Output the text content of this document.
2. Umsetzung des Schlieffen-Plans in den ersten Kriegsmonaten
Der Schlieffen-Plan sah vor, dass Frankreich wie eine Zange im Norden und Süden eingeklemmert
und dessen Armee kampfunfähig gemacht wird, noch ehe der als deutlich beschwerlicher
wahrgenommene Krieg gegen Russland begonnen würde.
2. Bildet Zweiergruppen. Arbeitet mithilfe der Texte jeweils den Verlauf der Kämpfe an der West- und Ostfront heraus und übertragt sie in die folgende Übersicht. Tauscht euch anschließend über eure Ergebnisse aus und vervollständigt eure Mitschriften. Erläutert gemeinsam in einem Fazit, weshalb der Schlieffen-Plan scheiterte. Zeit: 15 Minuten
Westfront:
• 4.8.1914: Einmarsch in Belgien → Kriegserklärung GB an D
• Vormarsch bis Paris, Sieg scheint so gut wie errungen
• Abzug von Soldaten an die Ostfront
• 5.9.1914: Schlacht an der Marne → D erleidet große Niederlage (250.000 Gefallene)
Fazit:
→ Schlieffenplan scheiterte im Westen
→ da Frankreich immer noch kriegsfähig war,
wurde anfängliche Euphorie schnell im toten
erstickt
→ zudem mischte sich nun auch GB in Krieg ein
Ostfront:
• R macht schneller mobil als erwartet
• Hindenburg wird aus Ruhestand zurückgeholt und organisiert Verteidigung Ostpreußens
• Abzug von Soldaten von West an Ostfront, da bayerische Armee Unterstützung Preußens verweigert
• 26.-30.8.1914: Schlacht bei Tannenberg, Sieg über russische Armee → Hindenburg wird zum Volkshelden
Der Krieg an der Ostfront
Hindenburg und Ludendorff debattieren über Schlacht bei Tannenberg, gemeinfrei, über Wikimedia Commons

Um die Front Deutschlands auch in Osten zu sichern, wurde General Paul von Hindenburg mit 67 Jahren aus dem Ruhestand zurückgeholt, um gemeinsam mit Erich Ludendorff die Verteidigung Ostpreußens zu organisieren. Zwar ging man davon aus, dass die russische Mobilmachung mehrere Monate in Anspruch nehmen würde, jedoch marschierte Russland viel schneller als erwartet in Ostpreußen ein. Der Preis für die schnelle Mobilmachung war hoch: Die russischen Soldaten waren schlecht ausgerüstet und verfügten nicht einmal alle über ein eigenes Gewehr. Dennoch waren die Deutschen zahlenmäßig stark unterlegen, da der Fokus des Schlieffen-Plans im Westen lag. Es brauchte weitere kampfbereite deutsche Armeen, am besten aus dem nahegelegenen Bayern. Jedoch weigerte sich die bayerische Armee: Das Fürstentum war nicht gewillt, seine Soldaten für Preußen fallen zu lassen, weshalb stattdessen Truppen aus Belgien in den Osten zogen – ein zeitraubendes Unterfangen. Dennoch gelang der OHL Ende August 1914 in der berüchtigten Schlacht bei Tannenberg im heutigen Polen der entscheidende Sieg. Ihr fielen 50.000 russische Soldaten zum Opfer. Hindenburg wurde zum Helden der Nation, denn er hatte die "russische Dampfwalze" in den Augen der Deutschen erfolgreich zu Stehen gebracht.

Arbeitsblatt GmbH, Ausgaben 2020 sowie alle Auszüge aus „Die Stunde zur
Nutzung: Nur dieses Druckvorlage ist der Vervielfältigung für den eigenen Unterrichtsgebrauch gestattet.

→ **Exercise description**: An exact, complete copy of the records is the expected answer.

→ **Response to this exercise**:
Output the text content of this document.
2. Umsetzung des Schlieffen-Plans in den ersten Kriegsmonaten
Der Schlieffen-Plan sah vor, dass Frankreich wie eine Zange im Norden und Süden eingeklemmert
und dessen Armee kampfunfähig gemacht wird, noch ehe der als deutlich beschwerlicher
wahrgenommene Krieg gegen Russland begonnen würde.
2. Bildet Zweiergruppen. Arbeitet mithilfe der Texte jeweils den Verlauf der Kämpfe an der West- und Ostfront heraus und übertragt sie in die folgende Übersicht. Tauscht euch anschließend über eure Ergebnisse aus und vervollständigt eure Mitschriften. Erläutert gemeinsam in einem Fazit, weshalb der Schlieffen-Plan scheiterte. Zeit: 15 Minuten
Westfront:
• 4.8.1914: Einmarsch in Belgien → Kriegserklärung GB an D
• Vormarsch bis Paris, Sieg scheint so gut wie errungen
• Abzug von Soldaten an die Ostfront
• 5.9.1914: Schlacht an der Marne → D erleidet große Niederlage (250.000 Gefallene)
Fazit:
→ Schlieffenplan scheiterte im Westen
→ da Frankreich immer noch kriegsfähig war,
wurde anfängliche Euphorie schnell im toten
erstickt
→ zudem mischte sich nun auch GB in Krieg ein
Ostfront:
• R macht schneller mobil als erwartet
• Hindenburg wird aus Ruhestand zurückgeholt und organisiert Verteidigung Ostpreußens
• Abzug von Soldaten von West an Ostfront, da bayerische Armee Unterstützung Preußens verweigert
• 26.-30.8.1914: Schlacht bei Tannenberg, Sieg über russische Armee → Hindenburg wird zum Volkshelden
Der Krieg an der Ostfront
Hindenburg und Ludendorff debattieren über Schlacht bei Tannenberg, gemeinfrei, über Wikimedia Commons

Um die Front Deutschlands auch in Osten zu sichern, wurde General Paul von Hindenburg mit 67 Jahren aus dem Ruhestand zurückgeholt, um gemeinsam mit Erich Ludendorff die Verteidigung Ostpreußens zu organisieren. Zwar ging man davon aus, dass die russische Mobilmachung mehrere Monate in Anspruch nehmen würde, jedoch marschierte Russland viel schneller als erwartet in Ostpreußen ein. Der Preis für die schnelle Mobilmachung war hoch: Die russischen Soldaten waren schlecht ausgerüstet und verfügten nicht einmal alle über ein eigenes Gewehr. Dennoch waren die Deutschen zahlenmäßig stark unterlegen, da der Fokus des Schlieffen-Plans im Westen lag. Es brauchte weitere kampfbereite deutsche Armeen, am besten aus dem nahegelegenen Bayern. Jedoch weigerte sich die bayerische Armee: Das Fürstentum war nicht gewillt, seine Soldaten für Preußen fallen zu lassen, weshalb stattdessen Truppen aus Belgien in den Osten zogen – ein zeitraubendes Unterfangen. Dennoch gelang der OHL Ende August 1914 in der berüchtigten Schlacht bei Tannenberg im heutigen Polen der entscheidende Sieg. Ihr fielen 50.000 russische Soldaten zum Opfer. Hindenburg wurde zum Helden der Nation, denn er hatte die "russische Dampfwalze" in den Augen der Deutschen erfolgreich zu Stehen gebracht.

Arbeitsblatt GmbH, Ausgaben 2020 sowie alle Auszüge aus „Die Stunde zur
Nutzung: Nur dieses Druckvorlage ist der Vervielfältigung für den eigenen Unterrichtsgebrauch gestattet.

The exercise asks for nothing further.